____ Records shown
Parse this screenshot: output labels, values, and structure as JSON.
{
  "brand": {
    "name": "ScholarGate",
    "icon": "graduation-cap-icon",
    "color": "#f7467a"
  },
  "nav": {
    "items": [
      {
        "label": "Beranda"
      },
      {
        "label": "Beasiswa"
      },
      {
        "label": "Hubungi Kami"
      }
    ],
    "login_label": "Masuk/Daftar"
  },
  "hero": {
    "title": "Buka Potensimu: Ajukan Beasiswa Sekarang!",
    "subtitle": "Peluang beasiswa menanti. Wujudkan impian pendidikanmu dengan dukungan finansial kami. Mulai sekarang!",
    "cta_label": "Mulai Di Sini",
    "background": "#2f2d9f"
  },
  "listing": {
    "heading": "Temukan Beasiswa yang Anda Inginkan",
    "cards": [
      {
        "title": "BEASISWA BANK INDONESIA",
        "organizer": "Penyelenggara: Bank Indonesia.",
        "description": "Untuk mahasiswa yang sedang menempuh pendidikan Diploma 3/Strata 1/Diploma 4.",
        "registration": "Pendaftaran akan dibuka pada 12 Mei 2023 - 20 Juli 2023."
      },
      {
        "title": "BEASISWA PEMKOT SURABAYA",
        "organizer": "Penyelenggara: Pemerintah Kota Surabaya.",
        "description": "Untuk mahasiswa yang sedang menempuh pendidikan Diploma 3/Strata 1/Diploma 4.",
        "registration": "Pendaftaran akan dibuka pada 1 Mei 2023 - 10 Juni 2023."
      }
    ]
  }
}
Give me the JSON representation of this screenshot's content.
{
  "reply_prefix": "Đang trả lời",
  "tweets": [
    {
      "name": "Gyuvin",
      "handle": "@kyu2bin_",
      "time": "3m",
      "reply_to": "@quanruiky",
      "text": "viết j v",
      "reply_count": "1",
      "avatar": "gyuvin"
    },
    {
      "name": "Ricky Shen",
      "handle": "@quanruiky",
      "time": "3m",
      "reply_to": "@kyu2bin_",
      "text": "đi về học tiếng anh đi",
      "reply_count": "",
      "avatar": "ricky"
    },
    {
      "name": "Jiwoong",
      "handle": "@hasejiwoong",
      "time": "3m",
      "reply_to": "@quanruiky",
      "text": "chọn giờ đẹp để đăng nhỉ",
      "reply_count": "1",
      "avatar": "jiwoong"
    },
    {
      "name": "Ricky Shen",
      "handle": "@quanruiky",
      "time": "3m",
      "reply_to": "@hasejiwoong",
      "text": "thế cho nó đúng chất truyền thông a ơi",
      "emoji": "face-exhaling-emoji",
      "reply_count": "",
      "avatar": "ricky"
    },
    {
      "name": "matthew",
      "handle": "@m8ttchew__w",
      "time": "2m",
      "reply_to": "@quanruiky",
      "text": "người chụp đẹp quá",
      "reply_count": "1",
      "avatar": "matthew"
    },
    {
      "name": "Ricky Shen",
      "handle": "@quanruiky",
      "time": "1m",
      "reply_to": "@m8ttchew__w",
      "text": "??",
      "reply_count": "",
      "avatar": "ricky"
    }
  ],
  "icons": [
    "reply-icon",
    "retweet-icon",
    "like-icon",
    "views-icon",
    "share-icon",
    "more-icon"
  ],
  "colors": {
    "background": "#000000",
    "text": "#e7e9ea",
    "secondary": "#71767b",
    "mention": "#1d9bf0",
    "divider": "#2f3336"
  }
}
________
Problem statement:
Using the listing above, pull out all lines that hold the word "registration".

Answer to the problem:
        "registration": "Pendaftaran akan dibuka pada 12 Mei 2023 - 20 Juli 2023."
        "registration": "Pendaftaran akan dibuka pada 1 Mei 2023 - 10 Juni 2023."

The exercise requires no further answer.